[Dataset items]

+--

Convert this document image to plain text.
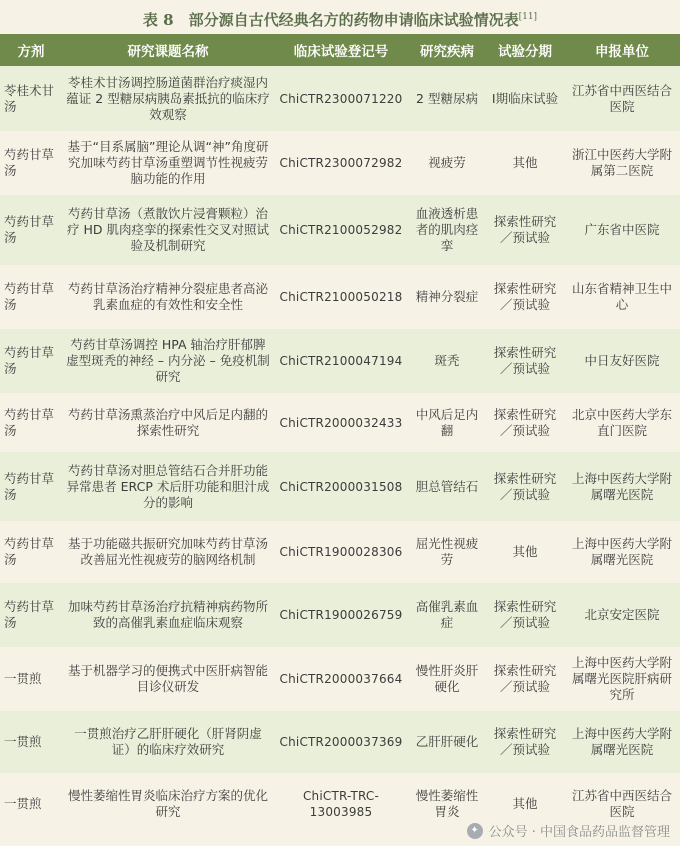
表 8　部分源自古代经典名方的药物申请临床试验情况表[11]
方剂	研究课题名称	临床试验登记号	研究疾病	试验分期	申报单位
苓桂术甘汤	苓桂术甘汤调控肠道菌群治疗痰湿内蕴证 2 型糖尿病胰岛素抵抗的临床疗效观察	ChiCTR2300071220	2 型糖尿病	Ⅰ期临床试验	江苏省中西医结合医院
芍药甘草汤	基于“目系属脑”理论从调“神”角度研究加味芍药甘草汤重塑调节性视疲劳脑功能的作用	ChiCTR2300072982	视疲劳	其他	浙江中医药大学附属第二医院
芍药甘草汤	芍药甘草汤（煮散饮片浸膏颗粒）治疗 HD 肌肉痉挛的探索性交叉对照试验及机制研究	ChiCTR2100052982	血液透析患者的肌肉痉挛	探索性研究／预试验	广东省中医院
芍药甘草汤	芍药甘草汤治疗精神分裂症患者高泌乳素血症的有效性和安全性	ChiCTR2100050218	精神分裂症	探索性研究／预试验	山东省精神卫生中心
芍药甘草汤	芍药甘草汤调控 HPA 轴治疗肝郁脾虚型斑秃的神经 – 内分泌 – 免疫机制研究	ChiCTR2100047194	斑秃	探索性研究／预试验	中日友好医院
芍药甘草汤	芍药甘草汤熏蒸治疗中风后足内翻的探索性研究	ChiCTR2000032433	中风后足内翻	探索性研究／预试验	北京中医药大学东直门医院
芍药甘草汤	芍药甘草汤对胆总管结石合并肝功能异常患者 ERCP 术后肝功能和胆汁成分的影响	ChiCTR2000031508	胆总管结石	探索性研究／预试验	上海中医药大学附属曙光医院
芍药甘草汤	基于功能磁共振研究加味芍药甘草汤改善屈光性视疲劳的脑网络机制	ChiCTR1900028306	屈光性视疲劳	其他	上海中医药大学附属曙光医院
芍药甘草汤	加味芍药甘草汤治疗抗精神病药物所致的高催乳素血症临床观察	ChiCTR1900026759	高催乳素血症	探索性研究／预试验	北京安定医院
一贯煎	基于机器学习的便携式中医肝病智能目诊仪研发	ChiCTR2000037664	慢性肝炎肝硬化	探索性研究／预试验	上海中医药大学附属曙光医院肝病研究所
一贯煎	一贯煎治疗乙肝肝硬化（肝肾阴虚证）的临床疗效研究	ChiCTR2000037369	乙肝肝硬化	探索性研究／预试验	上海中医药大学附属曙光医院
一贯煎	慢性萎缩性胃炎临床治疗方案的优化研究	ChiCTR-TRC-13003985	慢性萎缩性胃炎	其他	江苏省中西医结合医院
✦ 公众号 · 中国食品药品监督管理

+--

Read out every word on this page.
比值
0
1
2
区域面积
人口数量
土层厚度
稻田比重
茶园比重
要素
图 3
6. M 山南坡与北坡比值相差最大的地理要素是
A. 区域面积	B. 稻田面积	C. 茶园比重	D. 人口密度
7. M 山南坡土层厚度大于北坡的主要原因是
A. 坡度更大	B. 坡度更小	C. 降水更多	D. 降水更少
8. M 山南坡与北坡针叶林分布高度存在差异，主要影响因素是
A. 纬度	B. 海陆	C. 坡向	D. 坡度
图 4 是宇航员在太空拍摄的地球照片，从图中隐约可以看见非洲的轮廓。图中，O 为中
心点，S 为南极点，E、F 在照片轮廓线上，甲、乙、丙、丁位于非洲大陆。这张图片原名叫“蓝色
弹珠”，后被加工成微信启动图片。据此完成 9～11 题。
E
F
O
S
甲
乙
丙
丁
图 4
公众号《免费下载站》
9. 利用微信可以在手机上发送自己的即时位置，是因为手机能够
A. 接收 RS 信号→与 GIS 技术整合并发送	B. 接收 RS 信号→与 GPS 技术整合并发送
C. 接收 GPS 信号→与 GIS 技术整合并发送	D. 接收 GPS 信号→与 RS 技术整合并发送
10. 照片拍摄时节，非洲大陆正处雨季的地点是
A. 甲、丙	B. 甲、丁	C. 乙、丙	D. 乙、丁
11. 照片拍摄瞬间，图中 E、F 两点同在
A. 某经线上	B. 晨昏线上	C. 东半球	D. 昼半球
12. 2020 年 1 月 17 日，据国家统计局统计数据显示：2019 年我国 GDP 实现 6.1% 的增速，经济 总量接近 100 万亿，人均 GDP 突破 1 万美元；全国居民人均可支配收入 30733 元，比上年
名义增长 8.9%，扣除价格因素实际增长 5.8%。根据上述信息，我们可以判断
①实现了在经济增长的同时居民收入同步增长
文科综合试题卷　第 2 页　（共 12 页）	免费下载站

+--

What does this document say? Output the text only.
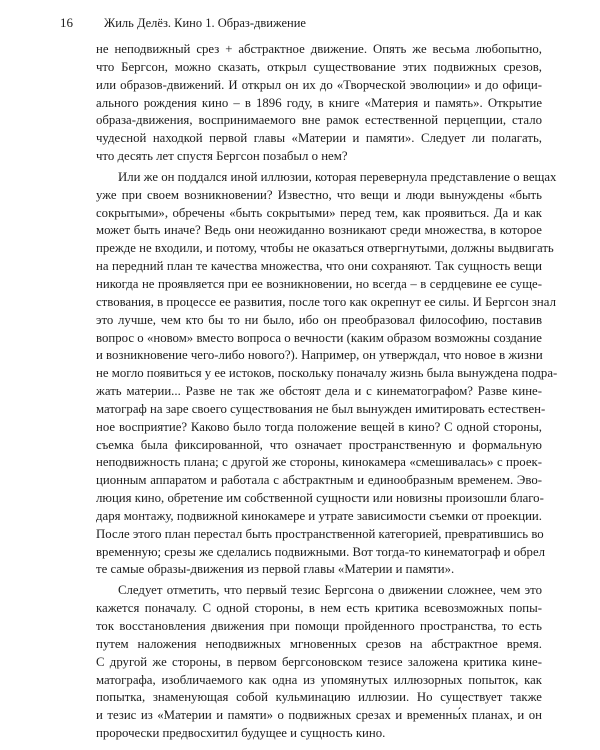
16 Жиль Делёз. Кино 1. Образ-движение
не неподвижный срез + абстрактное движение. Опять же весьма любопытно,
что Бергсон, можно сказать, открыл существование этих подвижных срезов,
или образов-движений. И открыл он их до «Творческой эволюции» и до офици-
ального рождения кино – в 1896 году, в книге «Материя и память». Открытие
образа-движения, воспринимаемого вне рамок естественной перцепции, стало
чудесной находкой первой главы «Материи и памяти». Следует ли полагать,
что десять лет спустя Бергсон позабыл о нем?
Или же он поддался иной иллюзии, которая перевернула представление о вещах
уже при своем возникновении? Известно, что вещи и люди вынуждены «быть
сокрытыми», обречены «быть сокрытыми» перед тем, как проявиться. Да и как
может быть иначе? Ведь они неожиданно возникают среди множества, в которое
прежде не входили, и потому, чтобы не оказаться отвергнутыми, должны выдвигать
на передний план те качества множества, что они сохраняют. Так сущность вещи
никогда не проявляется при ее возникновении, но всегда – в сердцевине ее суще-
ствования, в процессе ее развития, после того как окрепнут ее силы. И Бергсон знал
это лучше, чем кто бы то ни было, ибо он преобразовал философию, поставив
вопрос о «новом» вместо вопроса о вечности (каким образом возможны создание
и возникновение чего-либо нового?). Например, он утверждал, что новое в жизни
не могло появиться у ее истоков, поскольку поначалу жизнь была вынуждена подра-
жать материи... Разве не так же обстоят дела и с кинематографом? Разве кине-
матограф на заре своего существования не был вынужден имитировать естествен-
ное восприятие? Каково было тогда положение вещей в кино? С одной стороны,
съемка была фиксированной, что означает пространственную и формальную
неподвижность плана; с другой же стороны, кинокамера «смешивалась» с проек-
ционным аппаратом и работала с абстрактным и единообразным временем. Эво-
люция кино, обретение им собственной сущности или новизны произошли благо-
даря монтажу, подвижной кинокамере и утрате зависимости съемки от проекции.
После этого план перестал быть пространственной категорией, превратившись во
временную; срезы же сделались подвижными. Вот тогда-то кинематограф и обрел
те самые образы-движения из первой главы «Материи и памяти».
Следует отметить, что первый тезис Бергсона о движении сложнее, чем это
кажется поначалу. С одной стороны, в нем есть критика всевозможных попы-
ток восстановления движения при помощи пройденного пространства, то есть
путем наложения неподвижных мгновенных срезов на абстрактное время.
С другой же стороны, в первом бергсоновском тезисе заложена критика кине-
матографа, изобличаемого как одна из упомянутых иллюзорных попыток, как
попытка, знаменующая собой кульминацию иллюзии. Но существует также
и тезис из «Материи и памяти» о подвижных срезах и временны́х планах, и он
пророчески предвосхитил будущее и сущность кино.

+--

Copy every line above in which the string "技术整合并发送" shows up.

TASK OUTPUT |
A. 接收 RS 信号→与 GIS 技术整合并发送	B. 接收 RS 信号→与 GPS 技术整合并发送
C. 接收 GPS 信号→与 GIS 技术整合并发送	D. 接收 GPS 信号→与 RS 技术整合并发送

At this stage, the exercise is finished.